begin The input
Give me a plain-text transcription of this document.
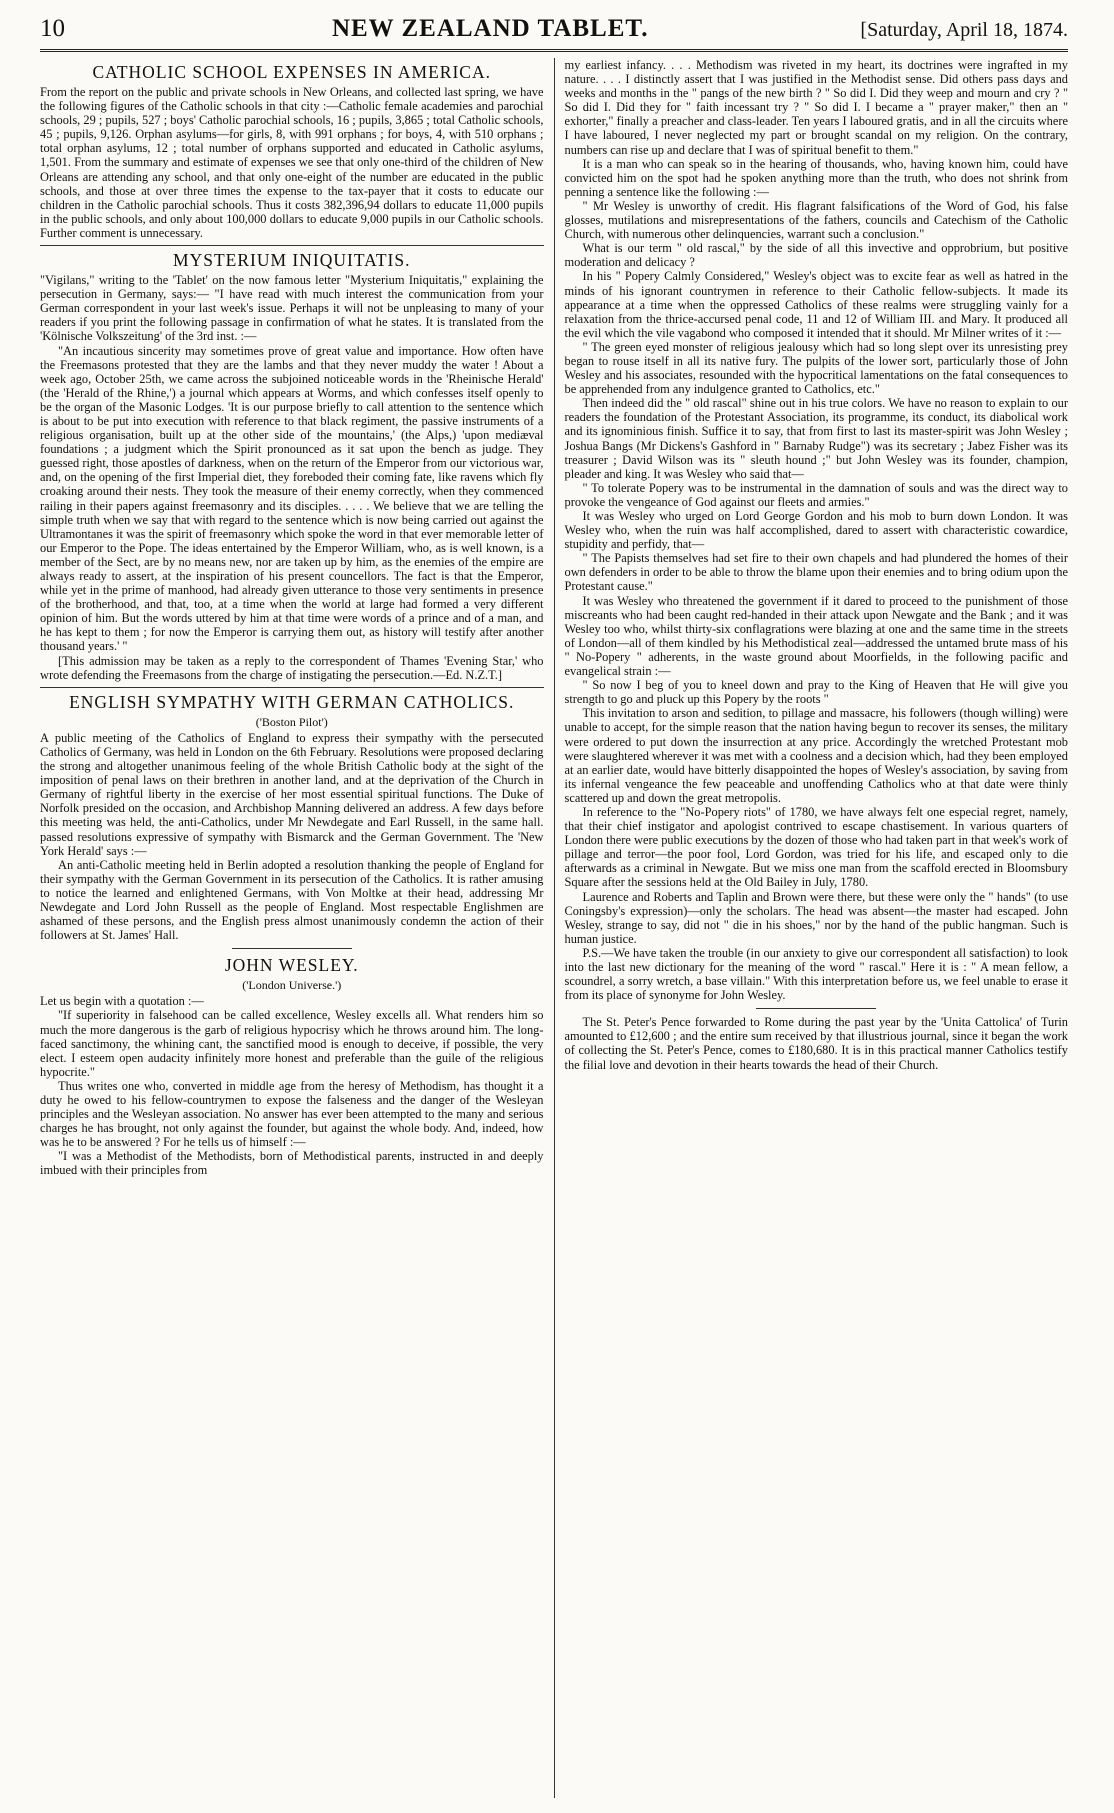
10	NEW ZEALAND TABLET.	[Saturday, April 18, 1874.
CATHOLIC SCHOOL EXPENSES IN AMERICA.

From the report on the public and private schools in New Orleans, and collected last spring, we have the following figures of the Catholic schools in that city :—Catholic female academies and parochial schools, 29 ; pupils, 527 ; boys' Catholic parochial schools, 16 ; pupils, 3,865 ; total Catholic schools, 45 ; pupils, 9,126. Orphan asylums—for girls, 8, with 991 orphans ; for boys, 4, with 510 orphans ; total orphan asylums, 12 ; total number of orphans supported and educated in Catholic asylums, 1,501. From the summary and estimate of expenses we see that only one-third of the children of New Orleans are attending any school, and that only one-eight of the number are educated in the public schools, and those at over three times the expense to the tax-payer that it costs to educate our children in the Catholic parochial schools. Thus it costs 382,396,94 dollars to educate 11,000 pupils in the public schools, and only about 100,000 dollars to educate 9,000 pupils in our Catholic schools. Further comment is unnecessary.

MYSTERIUM INIQUITATIS.

"Vigilans," writing to the 'Tablet' on the now famous letter "Mysterium Iniquitatis," explaining the persecution in Germany, says:— "I have read with much interest the communication from your German correspondent in your last week's issue. Perhaps it will not be unpleasing to many of your readers if you print the following passage in confirmation of what he states. It is translated from the 'Kölnische Volkszeitung' of the 3rd inst. :—

"An incautious sincerity may sometimes prove of great value and importance. How often have the Freemasons protested that they are the lambs and that they never muddy the water ! About a week ago, October 25th, we came across the subjoined noticeable words in the 'Rheinische Herald' (the 'Herald of the Rhine,') a journal which appears at Worms, and which confesses itself openly to be the organ of the Masonic Lodges. 'It is our purpose briefly to call attention to the sentence which is about to be put into execution with reference to that black regiment, the passive instruments of a religious organisation, built up at the other side of the mountains,' (the Alps,) 'upon mediæval foundations ; a judgment which the Spirit pronounced as it sat upon the bench as judge. They guessed right, those apostles of darkness, when on the return of the Emperor from our victorious war, and, on the opening of the first Imperial diet, they foreboded their coming fate, like ravens which fly croaking around their nests. They took the measure of their enemy correctly, when they commenced railing in their papers against freemasonry and its disciples. . . . . We believe that we are telling the simple truth when we say that with regard to the sentence which is now being carried out against the Ultramontanes it was the spirit of freemasonry which spoke the word in that ever memorable letter of our Emperor to the Pope. The ideas entertained by the Emperor William, who, as is well known, is a member of the Sect, are by no means new, nor are taken up by him, as the enemies of the empire are always ready to assert, at the inspiration of his present councellors. The fact is that the Emperor, while yet in the prime of manhood, had already given utterance to those very sentiments in presence of the brotherhood, and that, too, at a time when the world at large had formed a very different opinion of him. But the words uttered by him at that time were words of a prince and of a man, and he has kept to them ; for now the Emperor is carrying them out, as history will testify after another thousand years.' "

[This admission may be taken as a reply to the correspondent of Thames 'Evening Star,' who wrote defending the Freemasons from the charge of instigating the persecution.—Ed. N.Z.T.]

ENGLISH SYMPATHY WITH GERMAN CATHOLICS.
('Boston Pilot')

A public meeting of the Catholics of England to express their sympathy with the persecuted Catholics of Germany, was held in London on the 6th February. Resolutions were proposed declaring the strong and altogether unanimous feeling of the whole British Catholic body at the sight of the imposition of penal laws on their brethren in another land, and at the deprivation of the Church in Germany of rightful liberty in the exercise of her most essential spiritual functions. The Duke of Norfolk presided on the occasion, and Archbishop Manning delivered an address. A few days before this meeting was held, the anti-Catholics, under Mr Newdegate and Earl Russell, in the same hall. passed resolutions expressive of sympathy with Bismarck and the German Government. The 'New York Herald' says :—

An anti-Catholic meeting held in Berlin adopted a resolution thanking the people of England for their sympathy with the German Government in its persecution of the Catholics. It is rather amusing to notice the learned and enlightened Germans, with Von Moltke at their head, addressing Mr Newdegate and Lord John Russell as the people of England. Most respectable Englishmen are ashamed of these persons, and the English press almost unanimously condemn the action of their followers at St. James' Hall.

JOHN WESLEY.
('London Universe.')

Let us begin with a quotation :—

"If superiority in falsehood can be called excellence, Wesley excells all. What renders him so much the more dangerous is the garb of religious hypocrisy which he throws around him. The long-faced sanctimony, the whining cant, the sanctified mood is enough to deceive, if possible, the very elect. I esteem open audacity infinitely more honest and preferable than the guile of the religious hypocrite."

Thus writes one who, converted in middle age from the heresy of Methodism, has thought it a duty he owed to his fellow-countrymen to expose the falseness and the danger of the Wesleyan principles and the Wesleyan association. No answer has ever been attempted to the many and serious charges he has brought, not only against the founder, but against the whole body. And, indeed, how was he to be answered ? For he tells us of himself :—

"I was a Methodist of the Methodists, born of Methodistical parents, instructed in and deeply imbued with their principles from

my earliest infancy. . . . Methodism was riveted in my heart, its doctrines were ingrafted in my nature. . . . I distinctly assert that I was justified in the Methodist sense. Did others pass days and weeks and months in the " pangs of the new birth ? " So did I. Did they weep and mourn and cry ? " So did I. Did they for " faith incessant try ? " So did I. I became a " prayer maker," then an " exhorter," finally a preacher and class-leader. Ten years I laboured gratis, and in all the circuits where I have laboured, I never neglected my part or brought scandal on my religion. On the contrary, numbers can rise up and declare that I was of spiritual benefit to them."

It is a man who can speak so in the hearing of thousands, who, having known him, could have convicted him on the spot had he spoken anything more than the truth, who does not shrink from penning a sentence like the following :—

" Mr Wesley is unworthy of credit. His flagrant falsifications of the Word of God, his false glosses, mutilations and misrepresentations of the fathers, councils and Catechism of the Catholic Church, with numerous other delinquencies, warrant such a conclusion."

What is our term " old rascal," by the side of all this invective and opprobrium, but positive moderation and delicacy ?

In his " Popery Calmly Considered," Wesley's object was to excite fear as well as hatred in the minds of his ignorant countrymen in reference to their Catholic fellow-subjects. It made its appearance at a time when the oppressed Catholics of these realms were struggling vainly for a relaxation from the thrice-accursed penal code, 11 and 12 of William III. and Mary. It produced all the evil which the vile vagabond who composed it intended that it should. Mr Milner writes of it :—

" The green eyed monster of religious jealousy which had so long slept over its unresisting prey began to rouse itself in all its native fury. The pulpits of the lower sort, particularly those of John Wesley and his associates, resounded with the hypocritical lamentations on the fatal consequences to be apprehended from any indulgence granted to Catholics, etc."

Then indeed did the " old rascal" shine out in his true colors. We have no reason to explain to our readers the foundation of the Protestant Association, its programme, its conduct, its diabolical work and its ignominious finish. Suffice it to say, that from first to last its master-spirit was John Wesley ; Joshua Bangs (Mr Dickens's Gashford in " Barnaby Rudge") was its secretary ; Jabez Fisher was its treasurer ; David Wilson was its " sleuth hound ;" but John Wesley was its founder, champion, pleader and king. It was Wesley who said that—

" To tolerate Popery was to be instrumental in the damnation of souls and was the direct way to provoke the vengeance of God against our fleets and armies."

It was Wesley who urged on Lord George Gordon and his mob to burn down London. It was Wesley who, when the ruin was half accomplished, dared to assert with characteristic cowardice, stupidity and perfidy, that—

" The Papists themselves had set fire to their own chapels and had plundered the homes of their own defenders in order to be able to throw the blame upon their enemies and to bring odium upon the Protestant cause."

It was Wesley who threatened the government if it dared to proceed to the punishment of those miscreants who had been caught red-handed in their attack upon Newgate and the Bank ; and it was Wesley too who, whilst thirty-six conflagrations were blazing at one and the same time in the streets of London—all of them kindled by his Methodistical zeal—addressed the untamed brute mass of his " No-Popery " adherents, in the waste ground about Moorfields, in the following pacific and evangelical strain :—

" So now I beg of you to kneel down and pray to the King of Heaven that He will give you strength to go and pluck up this Popery by the roots "

This invitation to arson and sedition, to pillage and massacre, his followers (though willing) were unable to accept, for the simple reason that the nation having begun to recover its senses, the military were ordered to put down the insurrection at any price. Accordingly the wretched Protestant mob were slaughtered wherever it was met with a coolness and a decision which, had they been employed at an earlier date, would have bitterly disappointed the hopes of Wesley's association, by saving from its infernal vengeance the few peaceable and unoffending Catholics who at that date were thinly scattered up and down the great metropolis.

In reference to the "No-Popery riots" of 1780, we have always felt one especial regret, namely, that their chief instigator and apologist contrived to escape chastisement. In various quarters of London there were public executions by the dozen of those who had taken part in that week's work of pillage and terror—the poor fool, Lord Gordon, was tried for his life, and escaped only to die afterwards as a criminal in Newgate. But we miss one man from the scaffold erected in Bloomsbury Square after the sessions held at the Old Bailey in July, 1780.

Laurence and Roberts and Taplin and Brown were there, but these were only the " hands" (to use Coningsby's expression)—only the scholars. The head was absent—the master had escaped. John Wesley, strange to say, did not " die in his shoes," nor by the hand of the public hangman. Such is human justice.

P.S.—We have taken the trouble (in our anxiety to give our correspondent all satisfaction) to look into the last new dictionary for the meaning of the word " rascal." Here it is : " A mean fellow, a scoundrel, a sorry wretch, a base villain." With this interpretation before us, we feel unable to erase it from its place of synonyme for John Wesley.

The St. Peter's Pence forwarded to Rome during the past year by the 'Unita Cattolica' of Turin amounted to £12,600 ; and the entire sum received by that illustrious journal, since it began the work of collecting the St. Peter's Pence, comes to £180,680. It is in this practical manner Catholics testify the filial love and devotion in their hearts towards the head of their Church.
end The input
Find the lines above that include the string "having" and copy them.

_Answer to this exercise_
It is a man who can speak so in the hearing of thousands, who, having known him, could have convicted him on the spot had he spoken anything more than the truth, who does not shrink from penning a sentence like the following :—
This invitation to arson and sedition, to pillage and massacre, his followers (though willing) were unable to accept, for the simple reason that the nation having begun to recover its senses, the military were ordered to put down the insurrection at any price. Accordingly the wretched Protestant mob were slaughtered wherever it was met with a coolness and a decision which, had they been employed at an earlier date, would have bitterly disappointed the hopes of Wesley's association, by saving from its infernal vengeance the few peaceable and unoffending Catholics who at that date were thinly scattered up and down the great metropolis.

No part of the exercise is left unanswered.